--- Short exercise ---
Can the data below be echoed back word for word?

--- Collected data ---

## START

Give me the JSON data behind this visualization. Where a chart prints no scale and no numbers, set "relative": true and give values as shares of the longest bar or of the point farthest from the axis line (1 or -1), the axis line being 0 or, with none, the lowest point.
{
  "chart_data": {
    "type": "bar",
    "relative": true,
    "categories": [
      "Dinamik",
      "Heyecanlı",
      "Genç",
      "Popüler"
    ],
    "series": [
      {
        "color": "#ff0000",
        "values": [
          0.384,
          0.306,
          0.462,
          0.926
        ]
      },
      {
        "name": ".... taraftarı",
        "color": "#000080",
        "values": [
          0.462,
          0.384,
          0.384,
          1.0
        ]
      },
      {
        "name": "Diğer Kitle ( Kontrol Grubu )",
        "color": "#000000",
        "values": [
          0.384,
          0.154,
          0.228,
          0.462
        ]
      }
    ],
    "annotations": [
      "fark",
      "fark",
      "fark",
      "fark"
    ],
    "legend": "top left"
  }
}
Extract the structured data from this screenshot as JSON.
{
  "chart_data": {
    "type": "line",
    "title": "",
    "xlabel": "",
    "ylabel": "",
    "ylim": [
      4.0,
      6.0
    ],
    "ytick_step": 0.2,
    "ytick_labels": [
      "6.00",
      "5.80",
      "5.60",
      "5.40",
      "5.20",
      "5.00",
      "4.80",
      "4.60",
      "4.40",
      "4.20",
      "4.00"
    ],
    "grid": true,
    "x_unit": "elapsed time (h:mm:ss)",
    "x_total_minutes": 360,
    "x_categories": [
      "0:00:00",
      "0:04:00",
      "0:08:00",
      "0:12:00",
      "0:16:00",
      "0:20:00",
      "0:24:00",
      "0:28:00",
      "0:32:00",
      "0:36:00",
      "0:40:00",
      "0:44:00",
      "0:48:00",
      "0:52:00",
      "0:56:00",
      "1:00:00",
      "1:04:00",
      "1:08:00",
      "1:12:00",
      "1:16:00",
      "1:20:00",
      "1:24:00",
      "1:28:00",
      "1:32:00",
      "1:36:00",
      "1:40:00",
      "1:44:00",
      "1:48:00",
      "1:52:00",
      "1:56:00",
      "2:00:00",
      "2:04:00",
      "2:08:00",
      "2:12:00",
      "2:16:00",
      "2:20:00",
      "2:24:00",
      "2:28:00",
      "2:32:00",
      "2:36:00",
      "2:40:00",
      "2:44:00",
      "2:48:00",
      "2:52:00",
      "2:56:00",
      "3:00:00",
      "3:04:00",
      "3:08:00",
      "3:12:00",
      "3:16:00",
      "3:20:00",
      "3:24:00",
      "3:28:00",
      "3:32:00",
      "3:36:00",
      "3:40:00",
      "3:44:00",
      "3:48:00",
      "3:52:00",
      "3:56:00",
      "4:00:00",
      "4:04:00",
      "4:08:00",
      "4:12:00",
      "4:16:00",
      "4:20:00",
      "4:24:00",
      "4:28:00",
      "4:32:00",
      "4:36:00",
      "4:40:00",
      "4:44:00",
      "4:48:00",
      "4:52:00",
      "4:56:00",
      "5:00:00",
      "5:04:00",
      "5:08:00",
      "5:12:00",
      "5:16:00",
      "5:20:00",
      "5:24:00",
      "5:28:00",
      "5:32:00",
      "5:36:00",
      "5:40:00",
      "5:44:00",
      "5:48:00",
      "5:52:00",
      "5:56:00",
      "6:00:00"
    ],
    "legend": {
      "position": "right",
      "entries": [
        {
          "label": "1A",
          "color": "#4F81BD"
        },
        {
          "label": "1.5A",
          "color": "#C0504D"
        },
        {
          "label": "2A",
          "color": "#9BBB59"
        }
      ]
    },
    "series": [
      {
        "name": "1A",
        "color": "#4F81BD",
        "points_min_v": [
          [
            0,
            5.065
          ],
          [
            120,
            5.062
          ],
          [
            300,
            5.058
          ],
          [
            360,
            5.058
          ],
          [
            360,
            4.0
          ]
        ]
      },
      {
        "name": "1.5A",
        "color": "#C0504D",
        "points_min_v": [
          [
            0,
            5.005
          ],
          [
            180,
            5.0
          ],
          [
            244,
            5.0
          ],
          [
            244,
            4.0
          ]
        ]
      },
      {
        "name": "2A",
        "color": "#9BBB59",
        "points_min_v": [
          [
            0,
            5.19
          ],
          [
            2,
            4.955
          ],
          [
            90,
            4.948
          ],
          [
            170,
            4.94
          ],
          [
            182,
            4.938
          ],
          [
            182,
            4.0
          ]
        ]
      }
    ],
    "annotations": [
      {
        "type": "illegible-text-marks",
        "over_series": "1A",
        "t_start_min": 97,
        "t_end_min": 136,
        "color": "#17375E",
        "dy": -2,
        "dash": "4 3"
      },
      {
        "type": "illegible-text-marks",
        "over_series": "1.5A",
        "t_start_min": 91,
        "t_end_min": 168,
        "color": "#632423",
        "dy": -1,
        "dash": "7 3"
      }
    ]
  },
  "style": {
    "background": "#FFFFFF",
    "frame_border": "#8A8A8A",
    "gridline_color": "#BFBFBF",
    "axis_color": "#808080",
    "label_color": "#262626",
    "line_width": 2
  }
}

## END

--- Result of this exercise ---
Give me the JSON data behind this visualization. Where a chart prints no scale and no numbers, set "relative": true and give values as shares of the longest bar or of the point farthest from the axis line (1 or -1), the axis line being 0 or, with none, the lowest point.
{
  "chart_data": {
    "type": "bar",
    "relative": true,
    "categories": [
      "Dinamik",
      "Heyecanlı",
      "Genç",
      "Popüler"
    ],
    "series": [
      {
        "color": "#ff0000",
        "values": [
          0.384,
          0.306,
          0.462,
          0.926
        ]
      },
      {
        "name": ".... taraftarı",
        "color": "#000080",
        "values": [
          0.462,
          0.384,
          0.384,
          1.0
        ]
      },
      {
        "name": "Diğer Kitle ( Kontrol Grubu )",
        "color": "#000000",
        "values": [
          0.384,
          0.154,
          0.228,
          0.462
        ]
      }
    ],
    "annotations": [
      "fark",
      "fark",
      "fark",
      "fark"
    ],
    "legend": "top left"
  }
}
Extract the structured data from this screenshot as JSON.
{
  "chart_data": {
    "type": "line",
    "title": "",
    "xlabel": "",
    "ylabel": "",
    "ylim": [
      4.0,
      6.0
    ],
    "ytick_step": 0.2,
    "ytick_labels": [
      "6.00",
      "5.80",
      "5.60",
      "5.40",
      "5.20",
      "5.00",
      "4.80",
      "4.60",
      "4.40",
      "4.20",
      "4.00"
    ],
    "grid": true,
    "x_unit": "elapsed time (h:mm:ss)",
    "x_total_minutes": 360,
    "x_categories": [
      "0:00:00",
      "0:04:00",
      "0:08:00",
      "0:12:00",
      "0:16:00",
      "0:20:00",
      "0:24:00",
      "0:28:00",
      "0:32:00",
      "0:36:00",
      "0:40:00",
      "0:44:00",
      "0:48:00",
      "0:52:00",
      "0:56:00",
      "1:00:00",
      "1:04:00",
      "1:08:00",
      "1:12:00",
      "1:16:00",
      "1:20:00",
      "1:24:00",
      "1:28:00",
      "1:32:00",
      "1:36:00",
      "1:40:00",
      "1:44:00",
      "1:48:00",
      "1:52:00",
      "1:56:00",
      "2:00:00",
      "2:04:00",
      "2:08:00",
      "2:12:00",
      "2:16:00",
      "2:20:00",
      "2:24:00",
      "2:28:00",
      "2:32:00",
      "2:36:00",
      "2:40:00",
      "2:44:00",
      "2:48:00",
      "2:52:00",
      "2:56:00",
      "3:00:00",
      "3:04:00",
      "3:08:00",
      "3:12:00",
      "3:16:00",
      "3:20:00",
      "3:24:00",
      "3:28:00",
      "3:32:00",
      "3:36:00",
      "3:40:00",
      "3:44:00",
      "3:48:00",
      "3:52:00",
      "3:56:00",
      "4:00:00",
      "4:04:00",
      "4:08:00",
      "4:12:00",
      "4:16:00",
      "4:20:00",
      "4:24:00",
      "4:28:00",
      "4:32:00",
      "4:36:00",
      "4:40:00",
      "4:44:00",
      "4:48:00",
      "4:52:00",
      "4:56:00",
      "5:00:00",
      "5:04:00",
      "5:08:00",
      "5:12:00",
      "5:16:00",
      "5:20:00",
      "5:24:00",
      "5:28:00",
      "5:32:00",
      "5:36:00",
      "5:40:00",
      "5:44:00",
      "5:48:00",
      "5:52:00",
      "5:56:00",
      "6:00:00"
    ],
    "legend": {
      "position": "right",
      "entries": [
        {
          "label": "1A",
          "color": "#4F81BD"
        },
        {
          "label": "1.5A",
          "color": "#C0504D"
        },
        {
          "label": "2A",
          "color": "#9BBB59"
        }
      ]
    },
    "series": [
      {
        "name": "1A",
        "color": "#4F81BD",
        "points_min_v": [
          [
            0,
            5.065
          ],
          [
            120,
            5.062
          ],
          [
            300,
            5.058
          ],
          [
            360,
            5.058
          ],
          [
            360,
            4.0
          ]
        ]
      },
      {
        "name": "1.5A",
        "color": "#C0504D",
        "points_min_v": [
          [
            0,
            5.005
          ],
          [
            180,
            5.0
          ],
          [
            244,
            5.0
          ],
          [
            244,
            4.0
          ]
        ]
      },
      {
        "name": "2A",
        "color": "#9BBB59",
        "points_min_v": [
          [
            0,
            5.19
          ],
          [
            2,
            4.955
          ],
          [
            90,
            4.948
          ],
          [
            170,
            4.94
          ],
          [
            182,
            4.938
          ],
          [
            182,
            4.0
          ]
        ]
      }
    ],
    "annotations": [
      {
        "type": "illegible-text-marks",
        "over_series": "1A",
        "t_start_min": 97,
        "t_end_min": 136,
        "color": "#17375E",
        "dy": -2,
        "dash": "4 3"
      },
      {
        "type": "illegible-text-marks",
        "over_series": "1.5A",
        "t_start_min": 91,
        "t_end_min": 168,
        "color": "#632423",
        "dy": -1,
        "dash": "7 3"
      }
    ]
  },
  "style": {
    "background": "#FFFFFF",
    "frame_border": "#8A8A8A",
    "gridline_color": "#BFBFBF",
    "axis_color": "#808080",
    "label_color": "#262626",
    "line_width": 2
  }
}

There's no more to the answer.